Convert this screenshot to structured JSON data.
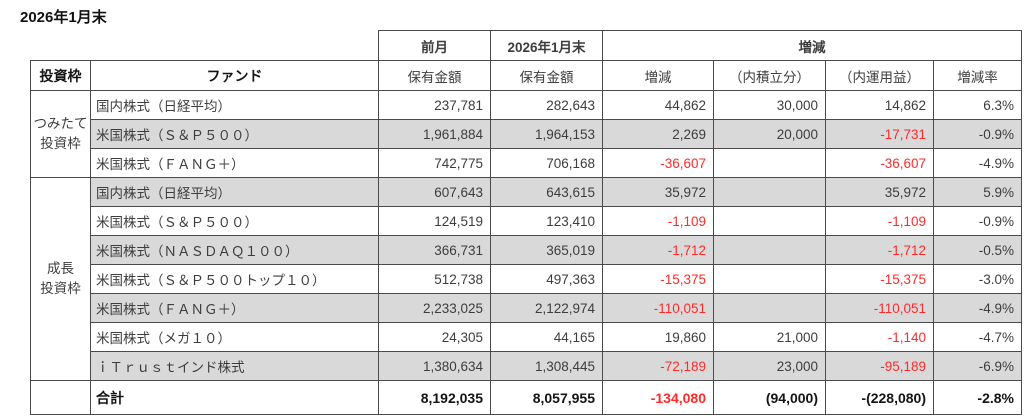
{
  "title": "2026年1月末",
  "colors": {
    "negative_red": "#ff2b2b",
    "row_shade": "#d9d9d9",
    "border_dark": "#1f1f1f",
    "border_inner": "#4a4a4a"
  },
  "table": {
    "header_top": {
      "prev_month": "前月",
      "current_month": "2026年1月末",
      "change_group": "増減"
    },
    "header": {
      "frame": "投資枠",
      "fund": "ファンド",
      "holding_prev": "保有金額",
      "holding_current": "保有金額",
      "change": "増減",
      "accumulation": "（内積立分）",
      "investment_gain": "（内運用益）",
      "change_rate": "増減率"
    },
    "value_col_keys": [
      "prev-holding",
      "current-holding",
      "change",
      "accumulation-portion",
      "investment-gain",
      "change-rate"
    ],
    "groups": [
      {
        "label": "つみたて\n投資枠",
        "rowspan": 3
      },
      {
        "label": "成長\n投資枠",
        "rowspan": 7
      }
    ],
    "rows": [
      {
        "group_start": true,
        "shaded": false,
        "fund": "国内株式（日経平均）",
        "values": [
          "237,781",
          "282,643",
          "44,862",
          "30,000",
          "14,862",
          "6.3%"
        ],
        "red": [
          false,
          false,
          false,
          false,
          false,
          false
        ]
      },
      {
        "group_start": false,
        "shaded": true,
        "fund": "米国株式（Ｓ＆Ｐ５００）",
        "values": [
          "1,961,884",
          "1,964,153",
          "2,269",
          "20,000",
          "-17,731",
          "-0.9%"
        ],
        "red": [
          false,
          false,
          false,
          false,
          true,
          false
        ]
      },
      {
        "group_start": false,
        "shaded": false,
        "fund": "米国株式（ＦＡＮＧ＋）",
        "values": [
          "742,775",
          "706,168",
          "-36,607",
          "",
          "-36,607",
          "-4.9%"
        ],
        "red": [
          false,
          false,
          true,
          false,
          true,
          false
        ]
      },
      {
        "group_start": true,
        "shaded": true,
        "fund": "国内株式（日経平均）",
        "values": [
          "607,643",
          "643,615",
          "35,972",
          "",
          "35,972",
          "5.9%"
        ],
        "red": [
          false,
          false,
          false,
          false,
          false,
          false
        ]
      },
      {
        "group_start": false,
        "shaded": false,
        "fund": "米国株式（Ｓ＆Ｐ５００）",
        "values": [
          "124,519",
          "123,410",
          "-1,109",
          "",
          "-1,109",
          "-0.9%"
        ],
        "red": [
          false,
          false,
          true,
          false,
          true,
          false
        ]
      },
      {
        "group_start": false,
        "shaded": true,
        "fund": "米国株式（ＮＡＳＤＡＱ１００）",
        "values": [
          "366,731",
          "365,019",
          "-1,712",
          "",
          "-1,712",
          "-0.5%"
        ],
        "red": [
          false,
          false,
          true,
          false,
          true,
          false
        ]
      },
      {
        "group_start": false,
        "shaded": false,
        "fund": "米国株式（Ｓ＆Ｐ５００トップ１０）",
        "values": [
          "512,738",
          "497,363",
          "-15,375",
          "",
          "-15,375",
          "-3.0%"
        ],
        "red": [
          false,
          false,
          true,
          false,
          true,
          false
        ]
      },
      {
        "group_start": false,
        "shaded": true,
        "fund": "米国株式（ＦＡＮＧ＋）",
        "values": [
          "2,233,025",
          "2,122,974",
          "-110,051",
          "",
          "-110,051",
          "-4.9%"
        ],
        "red": [
          false,
          false,
          true,
          false,
          true,
          false
        ]
      },
      {
        "group_start": false,
        "shaded": false,
        "fund": "米国株式（メガ１０）",
        "values": [
          "24,305",
          "44,165",
          "19,860",
          "21,000",
          "-1,140",
          "-4.7%"
        ],
        "red": [
          false,
          false,
          false,
          false,
          true,
          false
        ]
      },
      {
        "group_start": false,
        "shaded": true,
        "fund": "ｉＴｒｕｓｔインド株式",
        "values": [
          "1,380,634",
          "1,308,445",
          "-72,189",
          "23,000",
          "-95,189",
          "-6.9%"
        ],
        "red": [
          false,
          false,
          true,
          false,
          true,
          false
        ]
      }
    ],
    "total": {
      "label": "合計",
      "values": [
        "8,192,035",
        "8,057,955",
        "-134,080",
        "(94,000)",
        "-(228,080)",
        "-2.8%"
      ],
      "red": [
        false,
        false,
        true,
        false,
        false,
        false
      ]
    }
  }
}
☆ ☆ ☆ ☆ ☆ ☆ ☆
■ **Exercise instructions**
Which lines contain the word "accumulation"? Return each of them.

■ **Reply to the exercise**
      "accumulation": "（内積立分）",
      "accumulation-portion",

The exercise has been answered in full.